Objective> The entries below need to be written out exactly, with no pictures included.

[Data entries]
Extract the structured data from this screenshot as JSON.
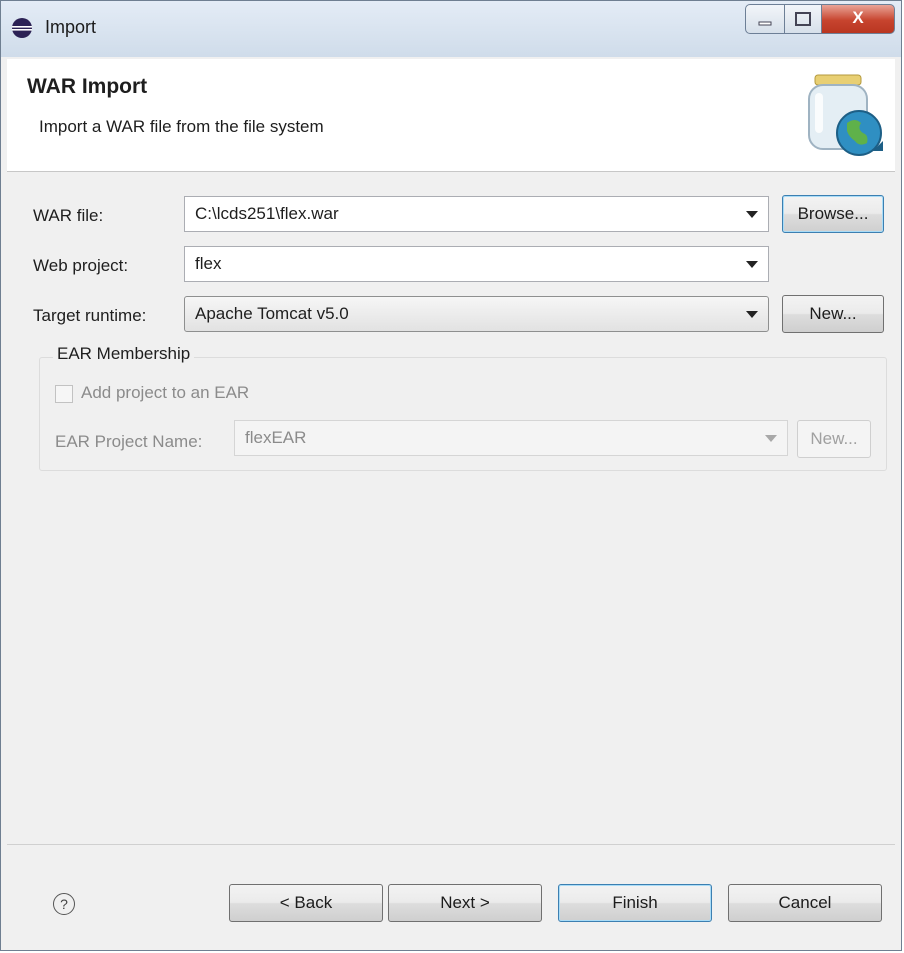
{
  "window": {
    "title": "Import",
    "close_glyph": "X"
  },
  "header": {
    "title": "WAR Import",
    "description": "Import a WAR file from the file system",
    "icon": "war-jar-globe-icon"
  },
  "form": {
    "war_file": {
      "label": "WAR file:",
      "value": "C:\\lcds251\\flex.war",
      "browse_label": "Browse..."
    },
    "web_project": {
      "label": "Web project:",
      "value": "flex"
    },
    "target_runtime": {
      "label": "Target runtime:",
      "value": "Apache Tomcat v5.0",
      "new_label": "New..."
    }
  },
  "ear": {
    "group_label": "EAR Membership",
    "checkbox_label": "Add project to an EAR",
    "checked": false,
    "project_name_label": "EAR Project Name:",
    "project_name_value": "flexEAR",
    "new_label": "New..."
  },
  "footer": {
    "help_glyph": "?",
    "back_label": "< Back",
    "next_label": "Next >",
    "finish_label": "Finish",
    "cancel_label": "Cancel"
  }
}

Reply>
Extract the structured data from this screenshot as JSON.
{
  "window": {
    "title": "Import",
    "close_glyph": "X"
  },
  "header": {
    "title": "WAR Import",
    "description": "Import a WAR file from the file system",
    "icon": "war-jar-globe-icon"
  },
  "form": {
    "war_file": {
      "label": "WAR file:",
      "value": "C:\\lcds251\\flex.war",
      "browse_label": "Browse..."
    },
    "web_project": {
      "label": "Web project:",
      "value": "flex"
    },
    "target_runtime": {
      "label": "Target runtime:",
      "value": "Apache Tomcat v5.0",
      "new_label": "New..."
    }
  },
  "ear": {
    "group_label": "EAR Membership",
    "checkbox_label": "Add project to an EAR",
    "checked": false,
    "project_name_label": "EAR Project Name:",
    "project_name_value": "flexEAR",
    "new_label": "New..."
  },
  "footer": {
    "help_glyph": "?",
    "back_label": "< Back",
    "next_label": "Next >",
    "finish_label": "Finish",
    "cancel_label": "Cancel"
  }
}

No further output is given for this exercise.